Identify and copy all lines of the material where the string "install" is found.

---- Dataset

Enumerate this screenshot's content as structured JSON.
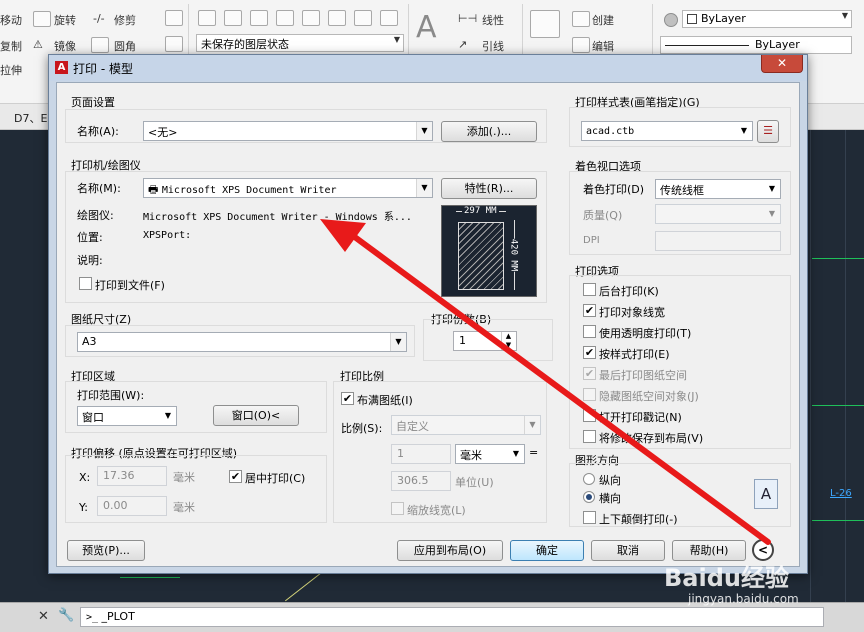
{
  "ribbon": {
    "modify": {
      "items": [
        "移动",
        "旋转",
        "修剪",
        "复制",
        "镜像",
        "圆角",
        "拉伸"
      ]
    },
    "layers": {
      "state_combo": "未保存的图层状态"
    },
    "annotation": {
      "items": [
        "线性",
        "引线"
      ]
    },
    "block": {
      "items": [
        "创建",
        "编辑"
      ]
    },
    "properties": {
      "color": "ByLayer",
      "linetype": "ByLayer"
    }
  },
  "tab_strip": {
    "partial_label": "D7、E"
  },
  "dialog": {
    "title": "打印 - 模型",
    "page_setup": {
      "group_label": "页面设置",
      "name_label": "名称(A):",
      "name_value": "<无>",
      "add_button": "添加(.)..."
    },
    "printer": {
      "group_label": "打印机/绘图仪",
      "name_label": "名称(M):",
      "name_value": "Microsoft XPS Document Writer",
      "properties_button": "特性(R)...",
      "plotter_label": "绘图仪:",
      "plotter_value": "Microsoft XPS Document Writer - Windows 系...",
      "location_label": "位置:",
      "location_value": "XPSPort:",
      "description_label": "说明:",
      "print_to_file_label": "打印到文件(F)",
      "print_to_file_checked": false,
      "preview_width": "297 MM",
      "preview_height": "420 MM"
    },
    "paper_size": {
      "group_label": "图纸尺寸(Z)",
      "value": "A3"
    },
    "copies": {
      "group_label": "打印份数(B)",
      "value": "1"
    },
    "plot_area": {
      "group_label": "打印区域",
      "range_label": "打印范围(W):",
      "range_value": "窗口",
      "window_button": "窗口(O)<"
    },
    "plot_offset": {
      "group_label": "打印偏移 (原点设置在可打印区域)",
      "x_label": "X:",
      "x_value": "17.36",
      "y_label": "Y:",
      "y_value": "0.00",
      "unit": "毫米",
      "center_label": "居中打印(C)",
      "center_checked": true
    },
    "plot_scale": {
      "group_label": "打印比例",
      "fit_label": "布满图纸(I)",
      "fit_checked": true,
      "scale_label": "比例(S):",
      "scale_value": "自定义",
      "value1": "1",
      "unit_value": "毫米",
      "equals": "=",
      "value2": "306.5",
      "unit2_label": "单位(U)",
      "lineweights_label": "缩放线宽(L)",
      "lineweights_checked": false
    },
    "plot_style_table": {
      "group_label": "打印样式表(画笔指定)(G)",
      "value": "acad.ctb"
    },
    "shaded_viewport": {
      "group_label": "着色视口选项",
      "shade_label": "着色打印(D)",
      "shade_value": "传统线框",
      "quality_label": "质量(Q)",
      "dpi_label": "DPI"
    },
    "plot_options": {
      "group_label": "打印选项",
      "items": [
        {
          "label": "后台打印(K)",
          "checked": false,
          "disabled": false
        },
        {
          "label": "打印对象线宽",
          "checked": true,
          "disabled": false
        },
        {
          "label": "使用透明度打印(T)",
          "checked": false,
          "disabled": false
        },
        {
          "label": "按样式打印(E)",
          "checked": true,
          "disabled": false
        },
        {
          "label": "最后打印图纸空间",
          "checked": true,
          "disabled": true
        },
        {
          "label": "隐藏图纸空间对象(J)",
          "checked": false,
          "disabled": true
        },
        {
          "label": "打开打印戳记(N)",
          "checked": false,
          "disabled": false
        },
        {
          "label": "将修改保存到布局(V)",
          "checked": false,
          "disabled": false
        }
      ]
    },
    "orientation": {
      "group_label": "图形方向",
      "portrait_label": "纵向",
      "landscape_label": "横向",
      "selected": "横向",
      "upside_down_label": "上下颠倒打印(-)",
      "upside_down_checked": false,
      "icon_letter": "A"
    },
    "buttons": {
      "preview": "预览(P)...",
      "apply": "应用到布局(O)",
      "ok": "确定",
      "cancel": "取消",
      "help": "帮助(H)"
    }
  },
  "command_line": {
    "text": "_PLOT"
  },
  "drawing_labels": {
    "label_a": "L-26"
  },
  "watermark": {
    "text": "Baidu经验",
    "url": "jingyan.baidu.com"
  },
  "colors": {
    "arrow": "#e81a1a",
    "drawing_bg": "#202a36",
    "dialog_frame": "#c9d6e6",
    "ok_button_border": "#3c7fb1"
  }
}
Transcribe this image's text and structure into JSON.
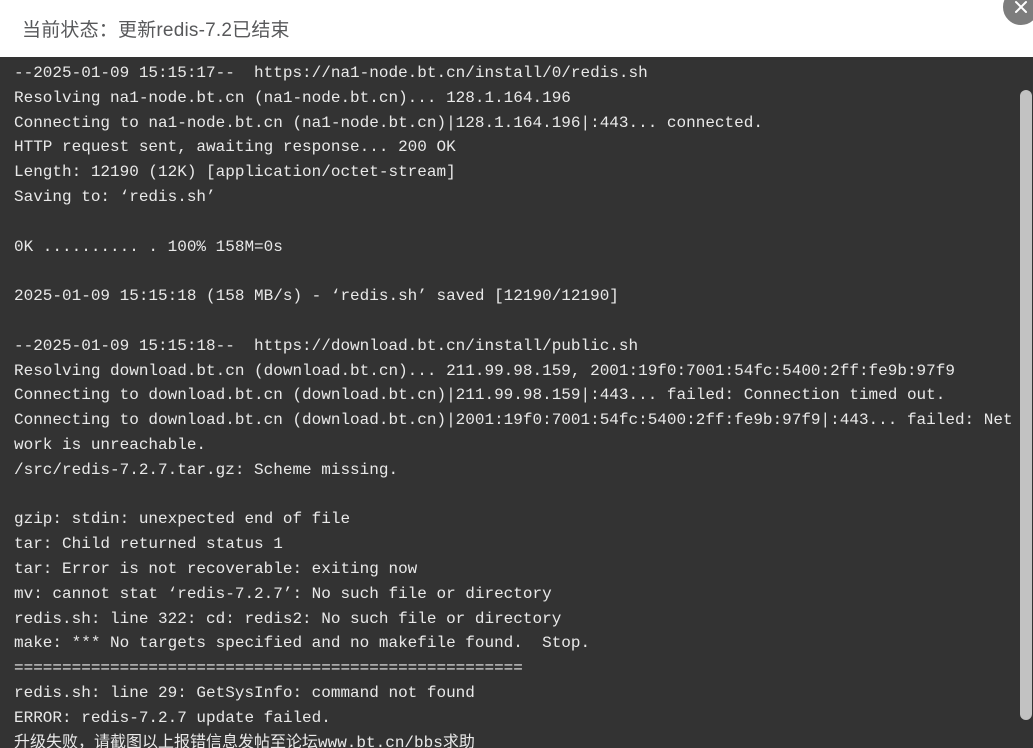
{
  "header": {
    "title": "当前状态：更新redis-7.2已结束",
    "close_icon": "close-icon"
  },
  "colors": {
    "header_bg": "#ffffff",
    "header_text": "#58595b",
    "terminal_bg": "#333333",
    "terminal_text": "#e9e9e9",
    "close_button_bg": "#7d7d7d",
    "scrollbar_thumb": "#c2c2c2"
  },
  "terminal": {
    "lines": [
      "--2025-01-09 15:15:17--  https://na1-node.bt.cn/install/0/redis.sh",
      "Resolving na1-node.bt.cn (na1-node.bt.cn)... 128.1.164.196",
      "Connecting to na1-node.bt.cn (na1-node.bt.cn)|128.1.164.196|:443... connected.",
      "HTTP request sent, awaiting response... 200 OK",
      "Length: 12190 (12K) [application/octet-stream]",
      "Saving to: ‘redis.sh’",
      "",
      "0K .......... . 100% 158M=0s",
      "",
      "2025-01-09 15:15:18 (158 MB/s) - ‘redis.sh’ saved [12190/12190]",
      "",
      "--2025-01-09 15:15:18--  https://download.bt.cn/install/public.sh",
      "Resolving download.bt.cn (download.bt.cn)... 211.99.98.159, 2001:19f0:7001:54fc:5400:2ff:fe9b:97f9",
      "Connecting to download.bt.cn (download.bt.cn)|211.99.98.159|:443... failed: Connection timed out.",
      "Connecting to download.bt.cn (download.bt.cn)|2001:19f0:7001:54fc:5400:2ff:fe9b:97f9|:443... failed: Network is unreachable.",
      "/src/redis-7.2.7.tar.gz: Scheme missing.",
      "",
      "gzip: stdin: unexpected end of file",
      "tar: Child returned status 1",
      "tar: Error is not recoverable: exiting now",
      "mv: cannot stat ‘redis-7.2.7’: No such file or directory",
      "redis.sh: line 322: cd: redis2: No such file or directory",
      "make: *** No targets specified and no makefile found.  Stop.",
      "=====================================================",
      "redis.sh: line 29: GetSysInfo: command not found",
      "ERROR: redis-7.2.7 update failed.",
      "升级失败，请截图以上报错信息发帖至论坛www.bt.cn/bbs求助"
    ]
  },
  "scrollbar": {
    "orientation": "vertical"
  }
}
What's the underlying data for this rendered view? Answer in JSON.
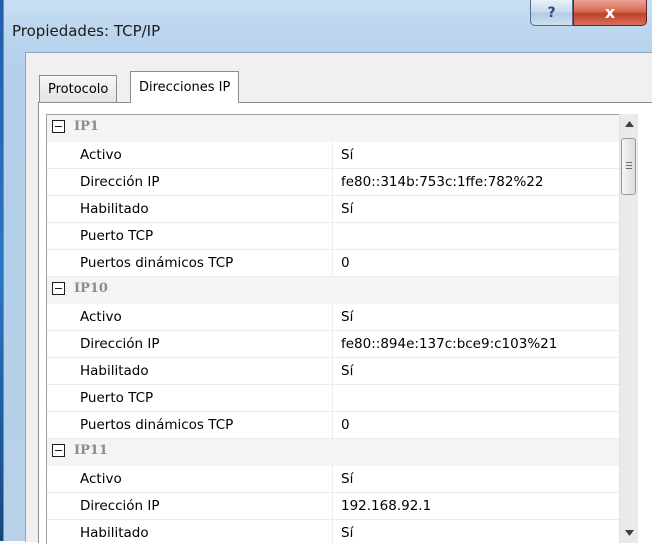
{
  "window": {
    "title": "Propiedades: TCP/IP",
    "help_label": "?",
    "close_label": "x"
  },
  "tabs": [
    {
      "label": "Protocolo",
      "selected": false
    },
    {
      "label": "Direcciones IP",
      "selected": true
    }
  ],
  "colors": {
    "close_button": "#c2412a",
    "category_text": "#8c8c8c",
    "category_background": "#f4f4f4"
  },
  "groups": [
    {
      "name": "IP1",
      "properties": [
        {
          "name": "Activo",
          "value": "Sí"
        },
        {
          "name": "Dirección IP",
          "value": "fe80::314b:753c:1ffe:782%22"
        },
        {
          "name": "Habilitado",
          "value": "Sí"
        },
        {
          "name": "Puerto TCP",
          "value": ""
        },
        {
          "name": "Puertos dinámicos TCP",
          "value": "0"
        }
      ]
    },
    {
      "name": "IP10",
      "properties": [
        {
          "name": "Activo",
          "value": "Sí"
        },
        {
          "name": "Dirección IP",
          "value": "fe80::894e:137c:bce9:c103%21"
        },
        {
          "name": "Habilitado",
          "value": "Sí"
        },
        {
          "name": "Puerto TCP",
          "value": ""
        },
        {
          "name": "Puertos dinámicos TCP",
          "value": "0"
        }
      ]
    },
    {
      "name": "IP11",
      "properties": [
        {
          "name": "Activo",
          "value": "Sí"
        },
        {
          "name": "Dirección IP",
          "value": "192.168.92.1"
        },
        {
          "name": "Habilitado",
          "value": "Sí"
        }
      ]
    }
  ],
  "icons": {
    "collapse": "minus-box-icon",
    "scroll_up": "arrow-up-icon",
    "scroll_down": "arrow-down-icon",
    "help": "question-icon",
    "close": "close-icon"
  }
}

--------

Complete answer:
      "--2025-01-09 15:15:17--  https://na1-node.bt.cn/install/0/redis.sh",
      "--2025-01-09 15:15:18--  https://download.bt.cn/install/public.sh",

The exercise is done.